Problem statement
Copy out all the records, word for word.

Entries provided
* * * * * * * * *

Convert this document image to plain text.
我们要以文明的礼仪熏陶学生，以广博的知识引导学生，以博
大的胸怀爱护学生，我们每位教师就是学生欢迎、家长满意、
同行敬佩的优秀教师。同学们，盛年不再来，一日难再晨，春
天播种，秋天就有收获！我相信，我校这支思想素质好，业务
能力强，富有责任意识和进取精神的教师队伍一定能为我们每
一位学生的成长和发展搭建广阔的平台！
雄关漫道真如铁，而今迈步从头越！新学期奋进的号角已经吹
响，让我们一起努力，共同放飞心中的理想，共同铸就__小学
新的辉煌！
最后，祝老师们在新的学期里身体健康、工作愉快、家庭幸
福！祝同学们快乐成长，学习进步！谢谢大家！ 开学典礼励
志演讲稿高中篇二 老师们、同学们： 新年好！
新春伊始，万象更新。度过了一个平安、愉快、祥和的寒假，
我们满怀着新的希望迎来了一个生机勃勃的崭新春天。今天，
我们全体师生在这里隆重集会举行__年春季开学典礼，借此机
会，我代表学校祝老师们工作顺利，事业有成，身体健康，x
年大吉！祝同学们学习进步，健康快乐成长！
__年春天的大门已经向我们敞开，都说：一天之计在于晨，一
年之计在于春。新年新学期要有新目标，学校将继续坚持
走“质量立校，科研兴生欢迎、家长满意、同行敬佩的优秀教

* * * * * * * * *

Task response
Convert this document image to plain text.
我们要以文明的礼仪熏陶学生，以广博的知识引导学生，以博
大的胸怀爱护学生，我们每位教师就是学生欢迎、家长满意、
同行敬佩的优秀教师。同学们，盛年不再来，一日难再晨，春
天播种，秋天就有收获！我相信，我校这支思想素质好，业务
能力强，富有责任意识和进取精神的教师队伍一定能为我们每
一位学生的成长和发展搭建广阔的平台！
雄关漫道真如铁，而今迈步从头越！新学期奋进的号角已经吹
响，让我们一起努力，共同放飞心中的理想，共同铸就__小学
新的辉煌！
最后，祝老师们在新的学期里身体健康、工作愉快、家庭幸
福！祝同学们快乐成长，学习进步！谢谢大家！ 开学典礼励
志演讲稿高中篇二 老师们、同学们： 新年好！
新春伊始，万象更新。度过了一个平安、愉快、祥和的寒假，
我们满怀着新的希望迎来了一个生机勃勃的崭新春天。今天，
我们全体师生在这里隆重集会举行__年春季开学典礼，借此机
会，我代表学校祝老师们工作顺利，事业有成，身体健康，x
年大吉！祝同学们学习进步，健康快乐成长！
__年春天的大门已经向我们敞开，都说：一天之计在于晨，一
年之计在于春。新年新学期要有新目标，学校将继续坚持
走“质量立校，科研兴生欢迎、家长满意、同行敬佩的优秀教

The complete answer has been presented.